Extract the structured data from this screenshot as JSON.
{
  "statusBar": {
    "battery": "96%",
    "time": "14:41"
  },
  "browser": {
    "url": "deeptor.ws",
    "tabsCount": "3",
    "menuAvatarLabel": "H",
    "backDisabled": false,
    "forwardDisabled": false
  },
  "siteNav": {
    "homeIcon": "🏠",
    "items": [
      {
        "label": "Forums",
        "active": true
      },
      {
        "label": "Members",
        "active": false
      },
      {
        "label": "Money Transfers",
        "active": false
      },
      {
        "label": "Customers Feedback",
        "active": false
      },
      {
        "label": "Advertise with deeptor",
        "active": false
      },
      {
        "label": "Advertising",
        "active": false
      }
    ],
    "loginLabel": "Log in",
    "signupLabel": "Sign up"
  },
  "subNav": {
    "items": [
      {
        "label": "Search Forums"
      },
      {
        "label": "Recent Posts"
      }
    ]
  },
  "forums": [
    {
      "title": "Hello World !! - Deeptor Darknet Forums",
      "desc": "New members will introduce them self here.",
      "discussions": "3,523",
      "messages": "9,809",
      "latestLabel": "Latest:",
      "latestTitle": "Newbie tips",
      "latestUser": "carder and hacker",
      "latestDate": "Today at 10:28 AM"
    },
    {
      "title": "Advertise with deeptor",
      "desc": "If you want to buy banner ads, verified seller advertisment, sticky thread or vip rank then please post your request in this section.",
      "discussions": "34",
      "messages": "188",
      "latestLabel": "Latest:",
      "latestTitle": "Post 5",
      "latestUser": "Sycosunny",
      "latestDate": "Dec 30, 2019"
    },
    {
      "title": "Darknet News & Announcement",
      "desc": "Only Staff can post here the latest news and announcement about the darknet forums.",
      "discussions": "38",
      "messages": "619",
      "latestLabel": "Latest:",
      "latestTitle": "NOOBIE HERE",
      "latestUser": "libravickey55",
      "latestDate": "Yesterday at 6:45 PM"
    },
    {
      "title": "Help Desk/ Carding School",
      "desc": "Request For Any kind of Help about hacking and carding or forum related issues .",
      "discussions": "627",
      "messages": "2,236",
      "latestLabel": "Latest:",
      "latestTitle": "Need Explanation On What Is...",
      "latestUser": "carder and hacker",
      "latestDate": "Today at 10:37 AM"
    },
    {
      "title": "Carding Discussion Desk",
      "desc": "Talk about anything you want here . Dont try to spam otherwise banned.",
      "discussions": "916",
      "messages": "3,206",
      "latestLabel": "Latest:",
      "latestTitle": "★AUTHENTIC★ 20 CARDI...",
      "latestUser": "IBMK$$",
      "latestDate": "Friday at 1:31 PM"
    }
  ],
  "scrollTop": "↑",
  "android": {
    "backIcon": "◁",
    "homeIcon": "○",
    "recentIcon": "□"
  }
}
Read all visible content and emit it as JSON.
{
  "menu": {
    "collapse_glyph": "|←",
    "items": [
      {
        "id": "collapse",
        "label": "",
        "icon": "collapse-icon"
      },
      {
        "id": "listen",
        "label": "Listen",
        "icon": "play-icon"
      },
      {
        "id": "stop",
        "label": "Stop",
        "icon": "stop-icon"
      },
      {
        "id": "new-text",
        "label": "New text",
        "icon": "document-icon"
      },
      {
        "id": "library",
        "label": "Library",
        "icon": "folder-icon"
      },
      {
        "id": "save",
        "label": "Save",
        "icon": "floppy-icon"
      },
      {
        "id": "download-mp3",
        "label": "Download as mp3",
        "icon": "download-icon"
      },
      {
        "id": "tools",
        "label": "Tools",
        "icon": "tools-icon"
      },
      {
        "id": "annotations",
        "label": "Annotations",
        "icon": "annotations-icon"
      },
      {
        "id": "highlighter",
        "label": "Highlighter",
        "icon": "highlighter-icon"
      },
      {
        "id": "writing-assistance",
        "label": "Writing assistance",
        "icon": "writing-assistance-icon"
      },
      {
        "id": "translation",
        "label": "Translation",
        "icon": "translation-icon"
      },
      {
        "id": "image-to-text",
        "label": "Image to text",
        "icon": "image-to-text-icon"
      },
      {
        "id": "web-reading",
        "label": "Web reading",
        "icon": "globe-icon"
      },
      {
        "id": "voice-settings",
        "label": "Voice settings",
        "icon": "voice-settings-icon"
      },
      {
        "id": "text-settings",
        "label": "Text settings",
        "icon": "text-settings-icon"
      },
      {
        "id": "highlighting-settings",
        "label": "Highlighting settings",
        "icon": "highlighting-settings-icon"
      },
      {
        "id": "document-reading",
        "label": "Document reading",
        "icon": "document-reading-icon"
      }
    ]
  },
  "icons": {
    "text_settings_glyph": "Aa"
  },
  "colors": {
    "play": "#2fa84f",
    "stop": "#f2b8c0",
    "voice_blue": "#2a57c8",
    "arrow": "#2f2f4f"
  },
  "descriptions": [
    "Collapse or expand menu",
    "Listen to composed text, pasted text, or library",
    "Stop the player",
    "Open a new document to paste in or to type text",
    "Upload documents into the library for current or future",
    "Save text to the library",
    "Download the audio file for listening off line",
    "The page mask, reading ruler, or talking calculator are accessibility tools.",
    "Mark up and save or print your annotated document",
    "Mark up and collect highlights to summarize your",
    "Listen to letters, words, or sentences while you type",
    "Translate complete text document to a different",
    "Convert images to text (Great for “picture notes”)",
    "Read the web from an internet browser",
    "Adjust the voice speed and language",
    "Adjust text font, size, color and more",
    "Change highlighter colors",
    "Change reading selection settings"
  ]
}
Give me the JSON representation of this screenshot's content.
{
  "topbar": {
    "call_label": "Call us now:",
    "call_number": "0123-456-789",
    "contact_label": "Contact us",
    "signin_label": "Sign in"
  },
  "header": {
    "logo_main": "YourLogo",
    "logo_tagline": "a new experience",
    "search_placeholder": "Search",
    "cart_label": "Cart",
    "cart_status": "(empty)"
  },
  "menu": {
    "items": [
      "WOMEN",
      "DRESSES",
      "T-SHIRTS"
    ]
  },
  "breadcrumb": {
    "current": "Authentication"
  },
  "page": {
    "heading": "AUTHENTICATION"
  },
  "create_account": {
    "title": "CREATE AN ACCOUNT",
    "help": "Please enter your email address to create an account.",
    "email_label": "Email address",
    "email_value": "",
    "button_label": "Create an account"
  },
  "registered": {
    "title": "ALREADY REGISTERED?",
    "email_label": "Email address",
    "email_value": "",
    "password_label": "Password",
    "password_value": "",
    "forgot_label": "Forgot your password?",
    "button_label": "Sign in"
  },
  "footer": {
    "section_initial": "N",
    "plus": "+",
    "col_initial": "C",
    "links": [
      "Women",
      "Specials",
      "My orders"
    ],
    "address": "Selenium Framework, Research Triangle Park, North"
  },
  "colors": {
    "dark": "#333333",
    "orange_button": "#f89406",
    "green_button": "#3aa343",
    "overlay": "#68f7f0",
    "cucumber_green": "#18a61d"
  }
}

++++++

Every record shown above should be written out again exactly.

Extract the structured data from this screenshot as JSON.
{
  "statusBar": {
    "battery": "96%",
    "time": "14:41"
  },
  "browser": {
    "url": "deeptor.ws",
    "tabsCount": "3",
    "menuAvatarLabel": "H",
    "backDisabled": false,
    "forwardDisabled": false
  },
  "siteNav": {
    "homeIcon": "🏠",
    "items": [
      {
        "label": "Forums",
        "active": true
      },
      {
        "label": "Members",
        "active": false
      },
      {
        "label": "Money Transfers",
        "active": false
      },
      {
        "label": "Customers Feedback",
        "active": false
      },
      {
        "label": "Advertise with deeptor",
        "active": false
      },
      {
        "label": "Advertising",
        "active": false
      }
    ],
    "loginLabel": "Log in",
    "signupLabel": "Sign up"
  },
  "subNav": {
    "items": [
      {
        "label": "Search Forums"
      },
      {
        "label": "Recent Posts"
      }
    ]
  },
  "forums": [
    {
      "title": "Hello World !! - Deeptor Darknet Forums",
      "desc": "New members will introduce them self here.",
      "discussions": "3,523",
      "messages": "9,809",
      "latestLabel": "Latest:",
      "latestTitle": "Newbie tips",
      "latestUser": "carder and hacker",
      "latestDate": "Today at 10:28 AM"
    },
    {
      "title": "Advertise with deeptor",
      "desc": "If you want to buy banner ads, verified seller advertisment, sticky thread or vip rank then please post your request in this section.",
      "discussions": "34",
      "messages": "188",
      "latestLabel": "Latest:",
      "latestTitle": "Post 5",
      "latestUser": "Sycosunny",
      "latestDate": "Dec 30, 2019"
    },
    {
      "title": "Darknet News & Announcement",
      "desc": "Only Staff can post here the latest news and announcement about the darknet forums.",
      "discussions": "38",
      "messages": "619",
      "latestLabel": "Latest:",
      "latestTitle": "NOOBIE HERE",
      "latestUser": "libravickey55",
      "latestDate": "Yesterday at 6:45 PM"
    },
    {
      "title": "Help Desk/ Carding School",
      "desc": "Request For Any kind of Help about hacking and carding or forum related issues .",
      "discussions": "627",
      "messages": "2,236",
      "latestLabel": "Latest:",
      "latestTitle": "Need Explanation On What Is...",
      "latestUser": "carder and hacker",
      "latestDate": "Today at 10:37 AM"
    },
    {
      "title": "Carding Discussion Desk",
      "desc": "Talk about anything you want here . Dont try to spam otherwise banned.",
      "discussions": "916",
      "messages": "3,206",
      "latestLabel": "Latest:",
      "latestTitle": "★AUTHENTIC★ 20 CARDI...",
      "latestUser": "IBMK$$",
      "latestDate": "Friday at 1:31 PM"
    }
  ],
  "scrollTop": "↑",
  "android": {
    "backIcon": "◁",
    "homeIcon": "○",
    "recentIcon": "□"
  }
}
Read all visible content and emit it as JSON.
{
  "menu": {
    "collapse_glyph": "|←",
    "items": [
      {
        "id": "collapse",
        "label": "",
        "icon": "collapse-icon"
      },
      {
        "id": "listen",
        "label": "Listen",
        "icon": "play-icon"
      },
      {
        "id": "stop",
        "label": "Stop",
        "icon": "stop-icon"
      },
      {
        "id": "new-text",
        "label": "New text",
        "icon": "document-icon"
      },
      {
        "id": "library",
        "label": "Library",
        "icon": "folder-icon"
      },
      {
        "id": "save",
        "label": "Save",
        "icon": "floppy-icon"
      },
      {
        "id": "download-mp3",
        "label": "Download as mp3",
        "icon": "download-icon"
      },
      {
        "id": "tools",
        "label": "Tools",
        "icon": "tools-icon"
      },
      {
        "id": "annotations",
        "label": "Annotations",
        "icon": "annotations-icon"
      },
      {
        "id": "highlighter",
        "label": "Highlighter",
        "icon": "highlighter-icon"
      },
      {
        "id": "writing-assistance",
        "label": "Writing assistance",
        "icon": "writing-assistance-icon"
      },
      {
        "id": "translation",
        "label": "Translation",
        "icon": "translation-icon"
      },
      {
        "id": "image-to-text",
        "label": "Image to text",
        "icon": "image-to-text-icon"
      },
      {
        "id": "web-reading",
        "label": "Web reading",
        "icon": "globe-icon"
      },
      {
        "id": "voice-settings",
        "label": "Voice settings",
        "icon": "voice-settings-icon"
      },
      {
        "id": "text-settings",
        "label": "Text settings",
        "icon": "text-settings-icon"
      },
      {
        "id": "highlighting-settings",
        "label": "Highlighting settings",
        "icon": "highlighting-settings-icon"
      },
      {
        "id": "document-reading",
        "label": "Document reading",
        "icon": "document-reading-icon"
      }
    ]
  },
  "icons": {
    "text_settings_glyph": "Aa"
  },
  "colors": {
    "play": "#2fa84f",
    "stop": "#f2b8c0",
    "voice_blue": "#2a57c8",
    "arrow": "#2f2f4f"
  },
  "descriptions": [
    "Collapse or expand menu",
    "Listen to composed text, pasted text, or library",
    "Stop the player",
    "Open a new document to paste in or to type text",
    "Upload documents into the library for current or future",
    "Save text to the library",
    "Download the audio file for listening off line",
    "The page mask, reading ruler, or talking calculator are accessibility tools.",
    "Mark up and save or print your annotated document",
    "Mark up and collect highlights to summarize your",
    "Listen to letters, words, or sentences while you type",
    "Translate complete text document to a different",
    "Convert images to text (Great for “picture notes”)",
    "Read the web from an internet browser",
    "Adjust the voice speed and language",
    "Adjust text font, size, color and more",
    "Change highlighter colors",
    "Change reading selection settings"
  ]
}
Give me the JSON representation of this screenshot's content.
{
  "topbar": {
    "call_label": "Call us now:",
    "call_number": "0123-456-789",
    "contact_label": "Contact us",
    "signin_label": "Sign in"
  },
  "header": {
    "logo_main": "YourLogo",
    "logo_tagline": "a new experience",
    "search_placeholder": "Search",
    "cart_label": "Cart",
    "cart_status": "(empty)"
  },
  "menu": {
    "items": [
      "WOMEN",
      "DRESSES",
      "T-SHIRTS"
    ]
  },
  "breadcrumb": {
    "current": "Authentication"
  },
  "page": {
    "heading": "AUTHENTICATION"
  },
  "create_account": {
    "title": "CREATE AN ACCOUNT",
    "help": "Please enter your email address to create an account.",
    "email_label": "Email address",
    "email_value": "",
    "button_label": "Create an account"
  },
  "registered": {
    "title": "ALREADY REGISTERED?",
    "email_label": "Email address",
    "email_value": "",
    "password_label": "Password",
    "password_value": "",
    "forgot_label": "Forgot your password?",
    "button_label": "Sign in"
  },
  "footer": {
    "section_initial": "N",
    "plus": "+",
    "col_initial": "C",
    "links": [
      "Women",
      "Specials",
      "My orders"
    ],
    "address": "Selenium Framework, Research Triangle Park, North"
  },
  "colors": {
    "dark": "#333333",
    "orange_button": "#f89406",
    "green_button": "#3aa343",
    "overlay": "#68f7f0",
    "cucumber_green": "#18a61d"
  }
}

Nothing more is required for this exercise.